- GOAL -
Look over the lines below. Report each one that includes the string "these".

====================

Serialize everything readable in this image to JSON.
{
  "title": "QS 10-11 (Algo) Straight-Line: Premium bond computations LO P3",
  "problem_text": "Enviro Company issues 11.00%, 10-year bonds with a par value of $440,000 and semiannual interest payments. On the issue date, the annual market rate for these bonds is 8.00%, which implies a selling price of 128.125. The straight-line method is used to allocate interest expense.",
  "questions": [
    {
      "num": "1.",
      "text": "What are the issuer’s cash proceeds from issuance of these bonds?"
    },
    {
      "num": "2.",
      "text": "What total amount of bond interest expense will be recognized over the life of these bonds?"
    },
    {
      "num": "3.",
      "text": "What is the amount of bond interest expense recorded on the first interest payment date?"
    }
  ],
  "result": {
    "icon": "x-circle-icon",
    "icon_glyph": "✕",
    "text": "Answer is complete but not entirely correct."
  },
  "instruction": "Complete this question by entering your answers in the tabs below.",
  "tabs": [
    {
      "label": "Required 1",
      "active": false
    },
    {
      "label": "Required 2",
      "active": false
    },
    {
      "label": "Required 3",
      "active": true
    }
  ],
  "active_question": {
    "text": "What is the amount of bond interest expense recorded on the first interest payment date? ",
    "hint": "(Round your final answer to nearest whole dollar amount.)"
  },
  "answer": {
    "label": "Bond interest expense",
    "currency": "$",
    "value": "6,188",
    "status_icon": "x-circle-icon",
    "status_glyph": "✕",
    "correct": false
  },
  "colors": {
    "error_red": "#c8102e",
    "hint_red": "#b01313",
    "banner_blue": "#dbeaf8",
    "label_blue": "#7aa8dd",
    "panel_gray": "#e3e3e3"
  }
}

====================

- EXPECTED ANSWER -
  "problem_text": "Enviro Company issues 11.00%, 10-year bonds with a par value of $440,000 and semiannual interest payments. On the issue date, the annual market rate for these bonds is 8.00%, which implies a selling price of 128.125. The straight-line method is used to allocate interest expense.",
      "text": "What are the issuer’s cash proceeds from issuance of these bonds?"
      "text": "What total amount of bond interest expense will be recognized over the life of these bonds?"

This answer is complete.